> [Raw records]:
──────

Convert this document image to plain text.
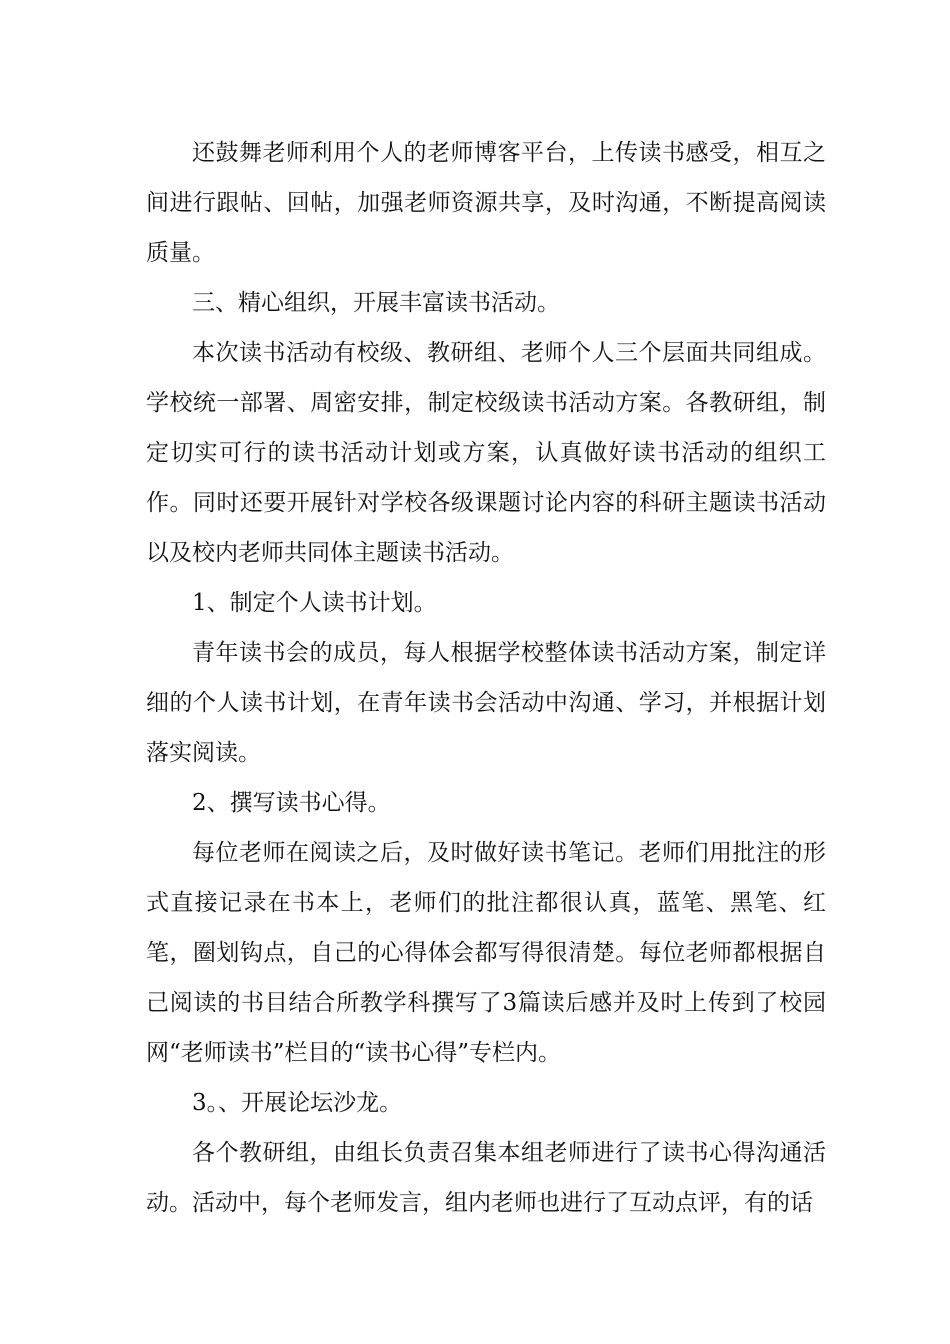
还鼓舞老师利用个人的老师博客平台，上传读书感受，相互之间进行跟帖、回帖，加强老师资源共享，及时沟通，不断提高阅读质量。

三、精心组织，开展丰富读书活动。

本次读书活动有校级、教研组、老师个人三个层面共同组成。学校统一部署、周密安排，制定校级读书活动方案。各教研组，制定切实可行的读书活动计划或方案，认真做好读书活动的组织工作。同时还要开展针对学校各级课题讨论内容的科研主题读书活动以及校内老师共同体主题读书活动。

1、制定个人读书计划。

青年读书会的成员，每人根据学校整体读书活动方案，制定详细的个人读书计划，在青年读书会活动中沟通、学习，并根据计划落实阅读。

2、撰写读书心得。

每位老师在阅读之后，及时做好读书笔记。老师们用批注的形式直接记录在书本上，老师们的批注都很认真，蓝笔、黑笔、红笔，圈划钩点，自己的心得体会都写得很清楚。每位老师都根据自己阅读的书目结合所教学科撰写了3篇读后感并及时上传到了校园网“老师读书”栏目的“读书心得”专栏内。

3。、开展论坛沙龙。

各个教研组，由组长负责召集本组老师进行了读书心得沟通活动。活动中，每个老师发言，组内老师也进行了互动点评，有的话
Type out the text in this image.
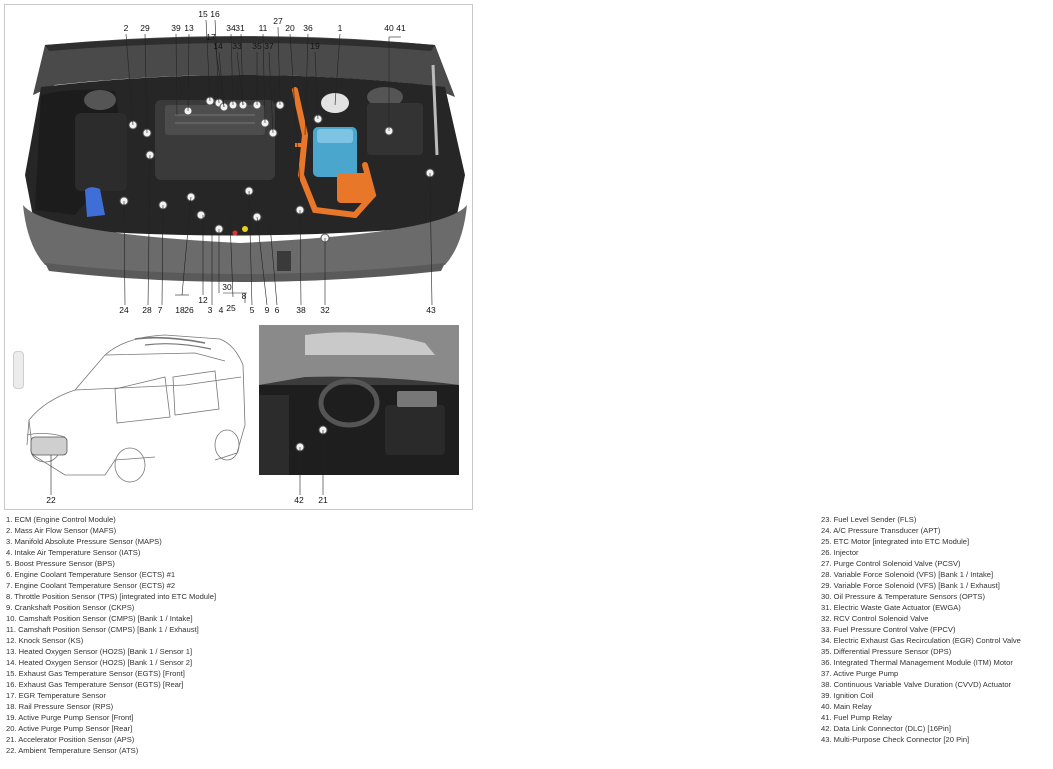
2 29	39 13
15 16
17
14
34
33
31
35
11
37
27
20 36
19
1	40 41
24 28 7 18 26
12
3 4 25
30
8
5 9 6 38 32	43
22	42 21
1. ECM (Engine Control Module)
2. Mass Air Flow Sensor (MAFS)
3. Manifold Absolute Pressure Sensor (MAPS)
4. Intake Air Temperature Sensor (IATS)
5. Boost Pressure Sensor (BPS)
6. Engine Coolant Temperature Sensor (ECTS) #1
7. Engine Coolant Temperature Sensor (ECTS) #2
8. Throttle Position Sensor (TPS) [integrated into ETC Module]
9. Crankshaft Position Sensor (CKPS)
10. Camshaft Position Sensor (CMPS) [Bank 1 / Intake]
11. Camshaft Position Sensor (CMPS) [Bank 1 / Exhaust]
12. Knock Sensor (KS)
13. Heated Oxygen Sensor (HO2S) [Bank 1 / Sensor 1]
14. Heated Oxygen Sensor (HO2S) [Bank 1 / Sensor 2]
15. Exhaust Gas Temperature Sensor (EGTS) [Front]
16. Exhaust Gas Temperature Sensor (EGTS) [Rear]
17. EGR Temperature Sensor
18. Rail Pressure Sensor (RPS)
19. Active Purge Pump Sensor [Front]
20. Active Purge Pump Sensor [Rear]
21. Accelerator Position Sensor (APS)
22. Ambient Temperature Sensor (ATS)
23. Fuel Level Sender (FLS)
24. A/C Pressure Transducer (APT)
25. ETC Motor [integrated into ETC Module]
26. Injector
27. Purge Control Solenoid Valve (PCSV)
28. Variable Force Solenoid (VFS) [Bank 1 / Intake]
29. Variable Force Solenoid (VFS) [Bank 1 / Exhaust]
30. Oil Pressure & Temperature Sensors (OPTS)
31. Electric Waste Gate Actuator (EWGA)
32. RCV Control Solenoid Valve
33. Fuel Pressure Control Valve (FPCV)
34. Electric Exhaust Gas Recirculation (EGR) Control Valve
35. Differential Pressure Sensor (DPS)
36. Integrated Thermal Management Module (ITM) Motor
37. Active Purge Pump
38. Continuous Variable Valve Duration (CVVD) Actuator
39. Ignition Coil
40. Main Relay
41. Fuel Pump Relay
42. Data Link Connector (DLC) [16Pin]
43. Multi-Purpose Check Connector [20 Pin]
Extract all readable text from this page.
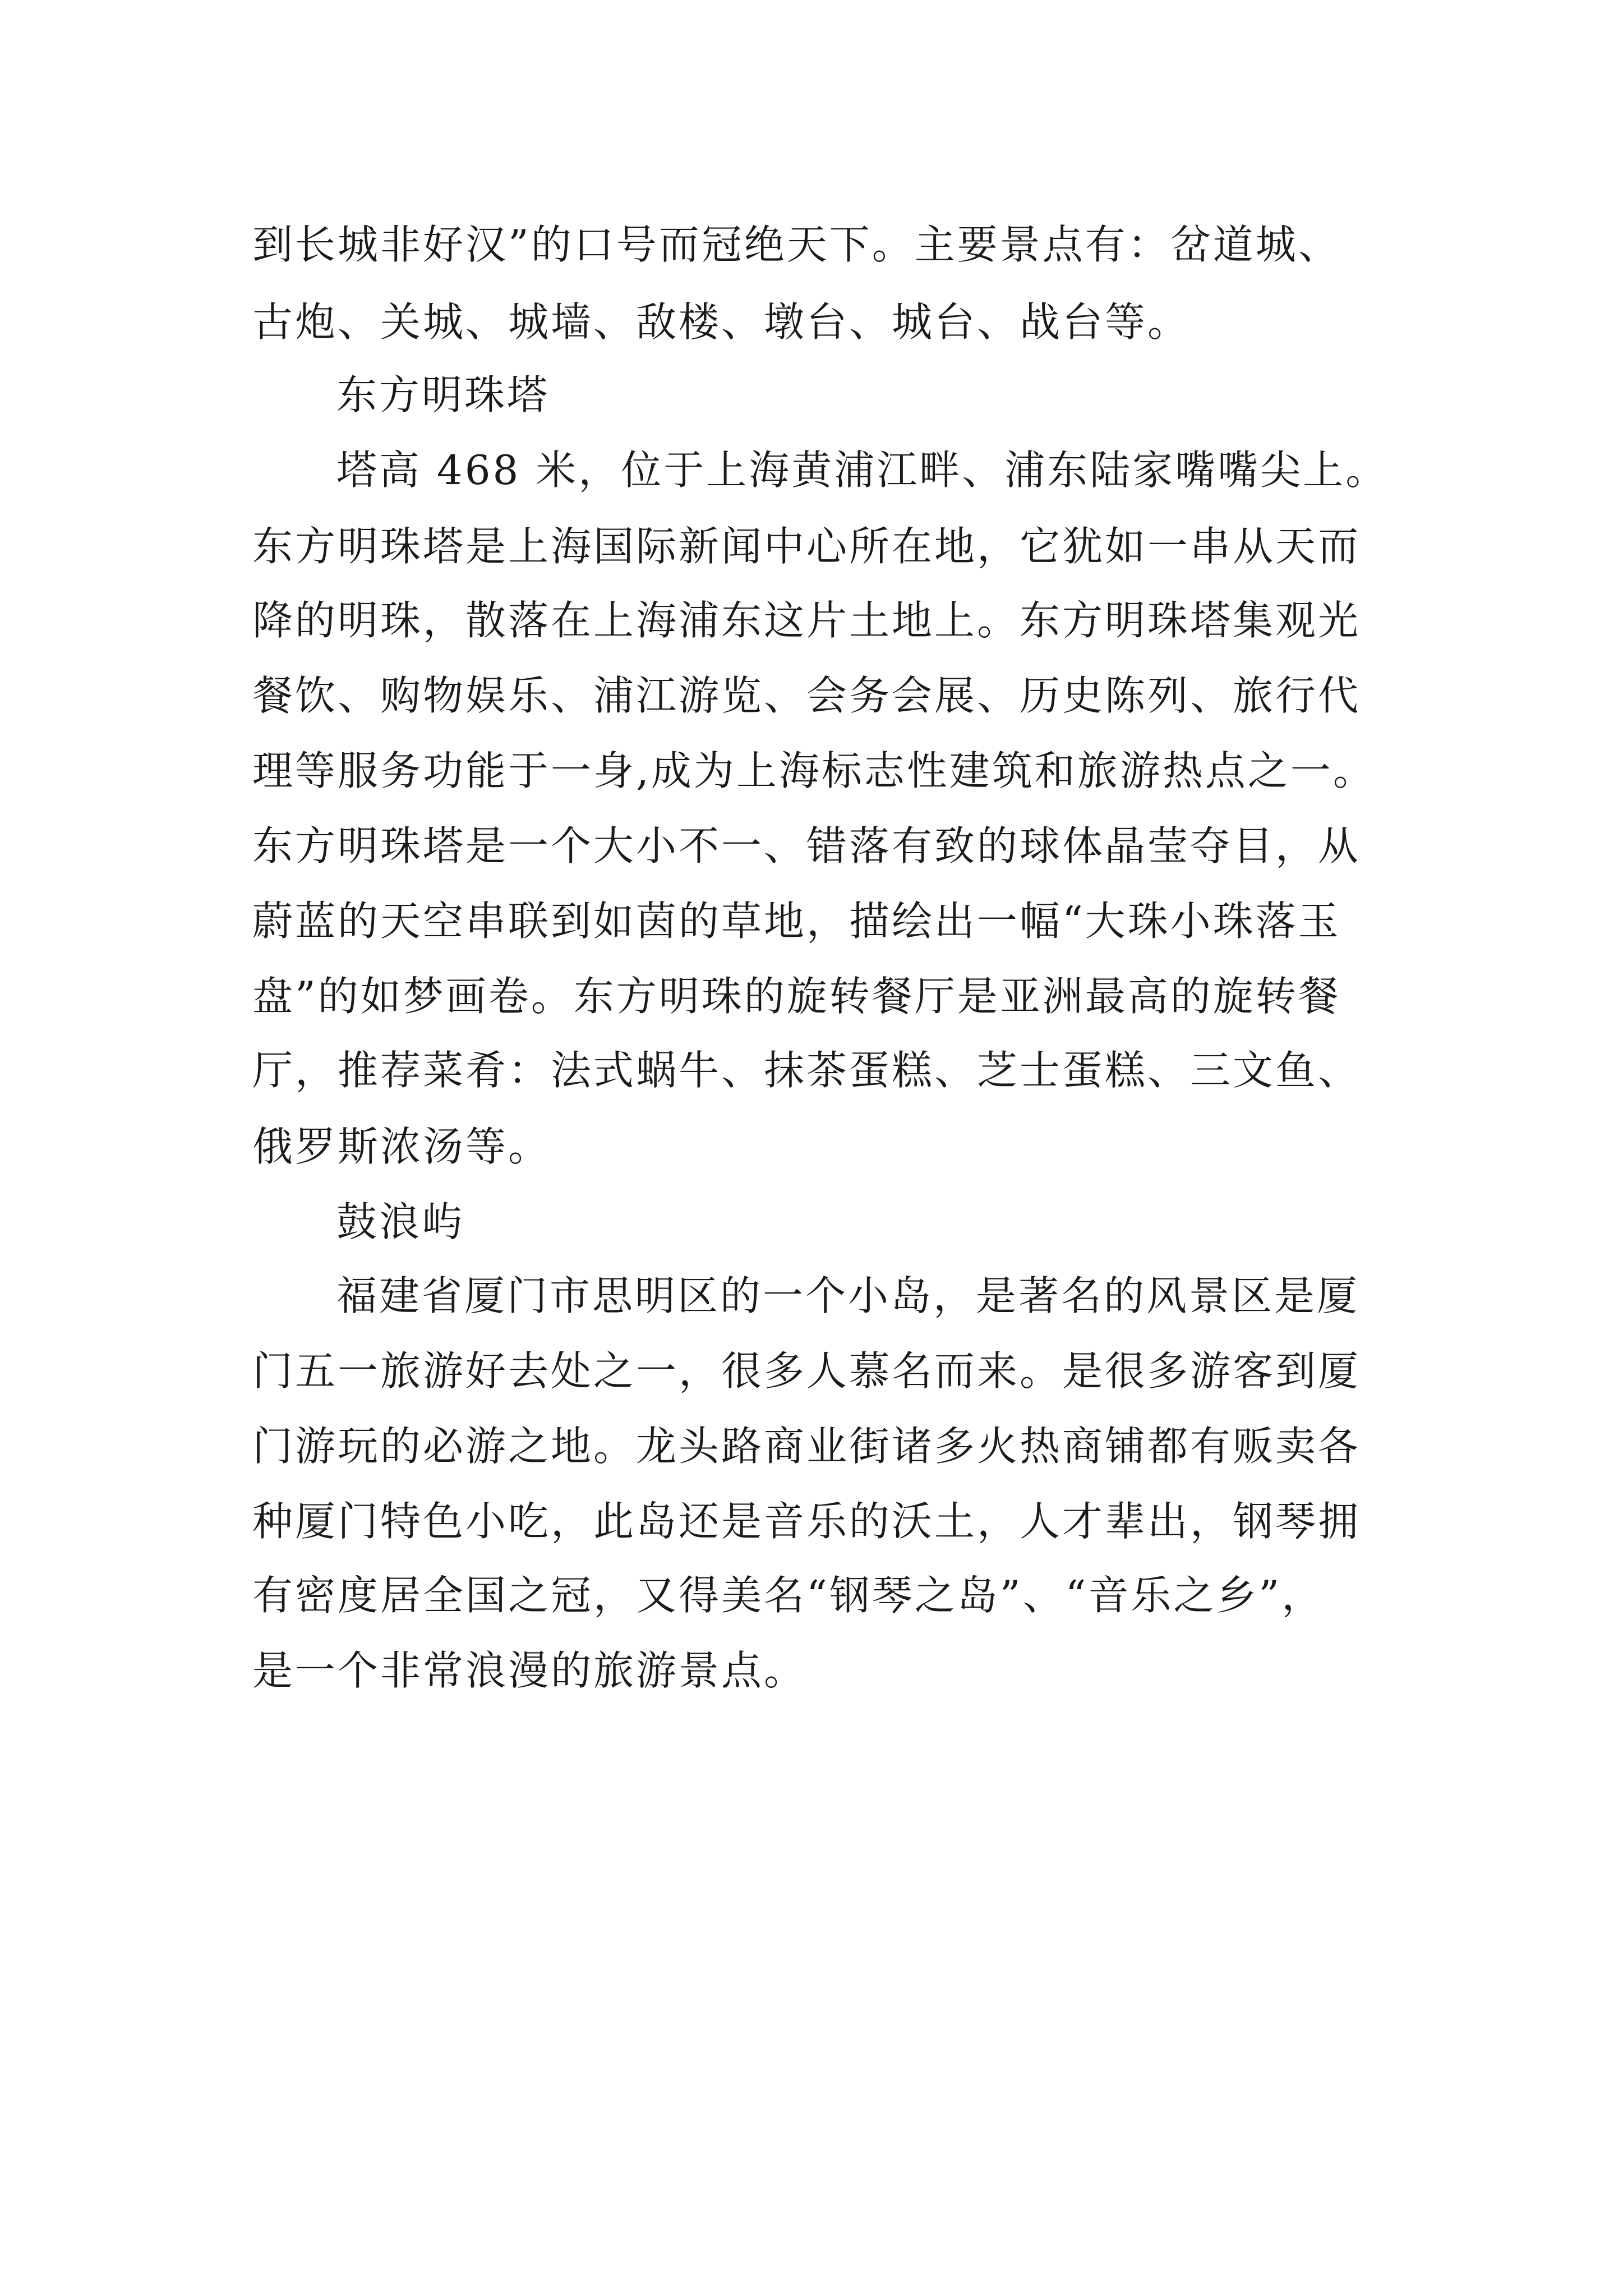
到长城非好汉”的口号而冠绝天下。主要景点有：岔道城、
古炮、关城、城墙、敌楼、墩台、城台、战台等。
东方明珠塔
塔高 468 米，位于上海黄浦江畔、浦东陆家嘴嘴尖上。
东方明珠塔是上海国际新闻中心所在地，它犹如一串从天而
降的明珠，散落在上海浦东这片土地上。东方明珠塔集观光
餐饮、购物娱乐、浦江游览、会务会展、历史陈列、旅行代
理等服务功能于一身,成为上海标志性建筑和旅游热点之一。
东方明珠塔是一个大小不一、错落有致的球体晶莹夺目，从
蔚蓝的天空串联到如茵的草地，描绘出一幅“大珠小珠落玉
盘”的如梦画卷。东方明珠的旋转餐厅是亚洲最高的旋转餐
厅，推荐菜肴：法式蜗牛、抹茶蛋糕、芝士蛋糕、三文鱼、
俄罗斯浓汤等。
鼓浪屿
福建省厦门市思明区的一个小岛，是著名的风景区是厦
门五一旅游好去处之一，很多人慕名而来。是很多游客到厦
门游玩的必游之地。龙头路商业街诸多火热商铺都有贩卖各
种厦门特色小吃，此岛还是音乐的沃土，人才辈出，钢琴拥
有密度居全国之冠，又得美名“钢琴之岛”、“音乐之乡”，
是一个非常浪漫的旅游景点。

──────

> [Aim of the exercise]: In the data above, how many lines contain the string "Pump"? Answer with the number only.

> [Exercise output]: 4